**Goal 1:**
List every non-blank line of code in the input cell of the notebook page below, in order.

**Source text:**

Begin

GitHub Repository: mobook/mo-book
Path: blob/main/notebooks/02/08-L1-regression-wine-quality.ipynb
⁷⁵⁹ views

Kernel: Python 3 (ipykernel)

Extra material: Wine quality prediction with $L_1$ regression

Preamble: Install Pyomo and a solver

The following cell sets and verifies a global SOLVER for the notebook. If run on Google Colab, the cell installs Pyomo and the HiGHS solver, while, if run elsewhere, it assumes Pyomo and HiGHS have been previously installed. It then sets to use HiGHS as solver via the appsi module and a test is performed to verify that it is available. The solver interface is stored in a global object SOLVER for later use.

In [1]:

import sys
 
if 'google.colab' in sys.modules:
    %pip install pyomo >/dev/null 2>/dev/null
    %pip install highspy >/dev/null 2>/dev/null
 
solver = 'appsi_highs'
 
import pyomo.environ as pyo
SOLVER = pyo.SolverFactory(solver)

assert SOLVER.available(), f"Solver {solver} is not available."

End

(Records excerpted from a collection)
Begin

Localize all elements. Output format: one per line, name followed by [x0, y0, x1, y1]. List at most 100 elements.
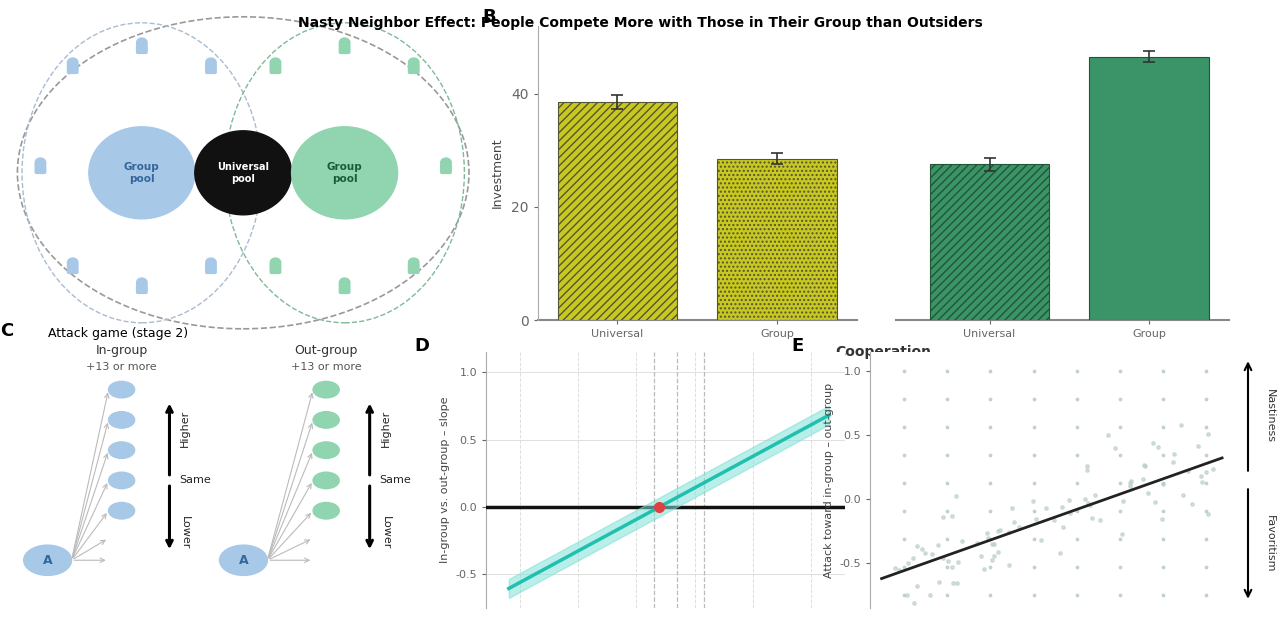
- Point: [1188, 441, 1208, 451]
- Text: Same: Same: [179, 476, 211, 486]
- FancyBboxPatch shape: [206, 64, 216, 74]
- Point: [901, 630, 922, 640]
- Text: Universal
pool: Universal pool: [218, 162, 269, 184]
- FancyBboxPatch shape: [270, 264, 280, 273]
- Y-axis label: Attack toward in-group – out-group: Attack toward in-group – out-group: [824, 383, 835, 577]
- Circle shape: [137, 38, 147, 47]
- Text: Lower: Lower: [180, 516, 191, 549]
- Point: [938, 556, 959, 566]
- Circle shape: [68, 58, 78, 67]
- Text: Higher: Higher: [180, 410, 191, 447]
- Point: [893, 614, 914, 625]
- Point: [974, 564, 995, 575]
- FancyBboxPatch shape: [408, 264, 419, 273]
- Point: [922, 549, 942, 559]
- Point: [1105, 442, 1125, 452]
- Point: [1075, 493, 1096, 504]
- Point: [1190, 471, 1211, 481]
- Point: [904, 554, 924, 564]
- Text: Out-group: Out-group: [294, 344, 358, 357]
- Text: +13 or more: +13 or more: [86, 362, 157, 372]
- Point: [970, 551, 991, 561]
- Point: [906, 581, 927, 591]
- Text: Higher: Higher: [380, 410, 390, 447]
- Text: A: A: [238, 554, 248, 567]
- Point: [983, 551, 1004, 561]
- Circle shape: [206, 58, 216, 67]
- Point: [998, 560, 1019, 570]
- Point: [1192, 477, 1212, 487]
- Y-axis label: In-group vs. out-group – slope: In-group vs. out-group – slope: [440, 397, 451, 563]
- Text: E: E: [791, 337, 804, 355]
- Point: [988, 526, 1009, 536]
- Point: [1043, 515, 1064, 525]
- Point: [1060, 508, 1080, 518]
- Circle shape: [339, 278, 349, 287]
- Circle shape: [314, 442, 339, 458]
- Circle shape: [440, 158, 452, 167]
- FancyBboxPatch shape: [206, 264, 216, 273]
- Bar: [929, 164, 1050, 320]
- Circle shape: [195, 131, 292, 215]
- X-axis label: Cooperation: Cooperation: [836, 344, 932, 358]
- Point: [1050, 548, 1070, 558]
- Point: [933, 511, 954, 522]
- Circle shape: [109, 381, 134, 398]
- Point: [998, 527, 1019, 537]
- Circle shape: [314, 472, 339, 489]
- Point: [904, 598, 924, 609]
- Point: [1078, 498, 1098, 508]
- Text: In-group: In-group: [96, 344, 147, 357]
- Point: [1080, 499, 1101, 509]
- Point: [906, 541, 927, 551]
- Circle shape: [292, 127, 398, 219]
- Circle shape: [408, 258, 419, 267]
- Point: [982, 555, 1002, 565]
- Point: [1009, 522, 1029, 532]
- Circle shape: [109, 472, 134, 489]
- Text: Group
pool: Group pool: [124, 162, 160, 184]
- Point: [1085, 490, 1106, 500]
- Text: B: B: [483, 8, 495, 26]
- Text: Favoritism: Favoritism: [1265, 515, 1275, 573]
- Point: [1025, 515, 1046, 525]
- Text: Same: Same: [379, 476, 411, 486]
- Text: D: D: [415, 337, 430, 355]
- Circle shape: [314, 412, 339, 428]
- Text: C: C: [0, 322, 13, 340]
- Point: [1198, 509, 1219, 519]
- Point: [1171, 420, 1192, 430]
- Circle shape: [206, 258, 216, 267]
- Point: [951, 536, 972, 546]
- Point: [1051, 502, 1071, 512]
- Point: [1153, 479, 1174, 490]
- Point: [1181, 499, 1202, 509]
- Text: Lower: Lower: [380, 516, 390, 549]
- Point: [920, 590, 941, 600]
- Text: Nastiness: Nastiness: [1265, 389, 1275, 443]
- Point: [942, 562, 963, 572]
- FancyBboxPatch shape: [35, 164, 46, 173]
- Circle shape: [339, 38, 349, 47]
- Circle shape: [408, 58, 419, 67]
- Point: [1120, 478, 1140, 488]
- Circle shape: [270, 58, 280, 67]
- Circle shape: [109, 442, 134, 458]
- Point: [977, 527, 997, 538]
- Point: [897, 589, 918, 600]
- Point: [1023, 497, 1043, 507]
- Point: [1120, 476, 1140, 486]
- Circle shape: [314, 381, 339, 398]
- Point: [942, 511, 963, 521]
- Point: [897, 557, 918, 568]
- Point: [1059, 495, 1079, 505]
- Point: [978, 533, 998, 543]
- Point: [1138, 488, 1158, 498]
- Point: [933, 552, 954, 563]
- Point: [1134, 461, 1155, 471]
- Circle shape: [137, 278, 147, 287]
- Point: [1036, 503, 1056, 513]
- Point: [947, 557, 968, 567]
- Point: [1178, 465, 1198, 476]
- Point: [1174, 490, 1194, 500]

End

**Goal 2:**
Repeat the lines of the listing above, starting at the line that contains "- Point: [1188, 441, 1208, 451]" and ending at the line that contains "- Circle shape: [195, 131, 292, 215]".

**Exercise result 1:**
import sys
if 'google.colab' in sys.modules:
    %pip install pyomo >/dev/null 2>/dev/null
    %pip install highspy >/dev/null 2>/dev/null
solver = 'appsi_highs'
import pyomo.environ as pyo
SOLVER = pyo.SolverFactory(solver)
assert SOLVER.available(), f"Solver {solver} is not available."

**Exercise result 2:**
- Point: [1188, 441, 1208, 451]
- Text: Same: Same: [179, 476, 211, 486]
- FancyBboxPatch shape: [206, 64, 216, 74]
- Point: [901, 630, 922, 640]
- Text: Universal
pool: Universal pool: [218, 162, 269, 184]
- FancyBboxPatch shape: [270, 264, 280, 273]
- Y-axis label: Attack toward in-group – out-group: Attack toward in-group – out-group: [824, 383, 835, 577]
- Circle shape: [137, 38, 147, 47]
- Text: Lower: Lower: [180, 516, 191, 549]
- Point: [938, 556, 959, 566]
- Circle shape: [68, 58, 78, 67]
- Text: Higher: Higher: [180, 410, 191, 447]
- Point: [893, 614, 914, 625]
- Point: [974, 564, 995, 575]
- FancyBboxPatch shape: [408, 264, 419, 273]
- Point: [922, 549, 942, 559]
- Point: [1105, 442, 1125, 452]
- Point: [1075, 493, 1096, 504]
- Point: [1190, 471, 1211, 481]
- Point: [904, 554, 924, 564]
- Text: Out-group: Out-group: [294, 344, 358, 357]
- Text: +13 or more: +13 or more: [86, 362, 157, 372]
- Point: [970, 551, 991, 561]
- Point: [906, 581, 927, 591]
- Text: Higher: Higher: [380, 410, 390, 447]
- Text: A: A: [238, 554, 248, 567]
- Point: [983, 551, 1004, 561]
- Circle shape: [206, 58, 216, 67]
- Point: [998, 560, 1019, 570]
- Point: [1192, 477, 1212, 487]
- Y-axis label: In-group vs. out-group – slope: In-group vs. out-group – slope: [440, 397, 451, 563]
- Text: E: E: [791, 337, 804, 355]
- Point: [988, 526, 1009, 536]
- Point: [1043, 515, 1064, 525]
- Point: [1060, 508, 1080, 518]
- Circle shape: [339, 278, 349, 287]
- Circle shape: [314, 442, 339, 458]
- Circle shape: [440, 158, 452, 167]
- FancyBboxPatch shape: [206, 264, 216, 273]
- Bar: [929, 164, 1050, 320]
- Circle shape: [195, 131, 292, 215]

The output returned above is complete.